What follows is a set of records; repeat all of them exactly.

— Start of DATASET EXTRACT —

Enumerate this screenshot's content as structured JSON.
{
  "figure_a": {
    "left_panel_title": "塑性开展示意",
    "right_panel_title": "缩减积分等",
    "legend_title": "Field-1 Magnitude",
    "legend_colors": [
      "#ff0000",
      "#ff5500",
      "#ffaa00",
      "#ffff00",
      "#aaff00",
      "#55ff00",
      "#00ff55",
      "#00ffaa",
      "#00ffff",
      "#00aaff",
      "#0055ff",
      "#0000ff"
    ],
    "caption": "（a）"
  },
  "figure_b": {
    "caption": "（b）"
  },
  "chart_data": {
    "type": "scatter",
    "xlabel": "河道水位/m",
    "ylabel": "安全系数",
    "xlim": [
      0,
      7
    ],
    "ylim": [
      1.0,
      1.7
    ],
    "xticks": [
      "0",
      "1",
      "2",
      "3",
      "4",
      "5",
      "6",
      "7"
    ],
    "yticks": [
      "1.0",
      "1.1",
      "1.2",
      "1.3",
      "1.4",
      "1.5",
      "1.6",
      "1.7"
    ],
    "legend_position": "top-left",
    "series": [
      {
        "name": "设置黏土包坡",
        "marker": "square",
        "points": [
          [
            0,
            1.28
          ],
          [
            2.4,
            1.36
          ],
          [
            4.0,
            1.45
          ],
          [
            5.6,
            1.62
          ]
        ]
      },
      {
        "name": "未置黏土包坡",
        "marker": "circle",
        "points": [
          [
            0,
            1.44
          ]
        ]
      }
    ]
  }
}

— End of DATASET EXTRACT —

* _THE RESPONSE_
Enumerate this screenshot's content as structured JSON.
{
  "figure_a": {
    "left_panel_title": "塑性开展示意",
    "right_panel_title": "缩减积分等",
    "legend_title": "Field-1 Magnitude",
    "legend_colors": [
      "#ff0000",
      "#ff5500",
      "#ffaa00",
      "#ffff00",
      "#aaff00",
      "#55ff00",
      "#00ff55",
      "#00ffaa",
      "#00ffff",
      "#00aaff",
      "#0055ff",
      "#0000ff"
    ],
    "caption": "（a）"
  },
  "figure_b": {
    "caption": "（b）"
  },
  "chart_data": {
    "type": "scatter",
    "xlabel": "河道水位/m",
    "ylabel": "安全系数",
    "xlim": [
      0,
      7
    ],
    "ylim": [
      1.0,
      1.7
    ],
    "xticks": [
      "0",
      "1",
      "2",
      "3",
      "4",
      "5",
      "6",
      "7"
    ],
    "yticks": [
      "1.0",
      "1.1",
      "1.2",
      "1.3",
      "1.4",
      "1.5",
      "1.6",
      "1.7"
    ],
    "legend_position": "top-left",
    "series": [
      {
        "name": "设置黏土包坡",
        "marker": "square",
        "points": [
          [
            0,
            1.28
          ],
          [
            2.4,
            1.36
          ],
          [
            4.0,
            1.45
          ],
          [
            5.6,
            1.62
          ]
        ]
      },
      {
        "name": "未置黏土包坡",
        "marker": "circle",
        "points": [
          [
            0,
            1.44
          ]
        ]
      }
    ]
  }
}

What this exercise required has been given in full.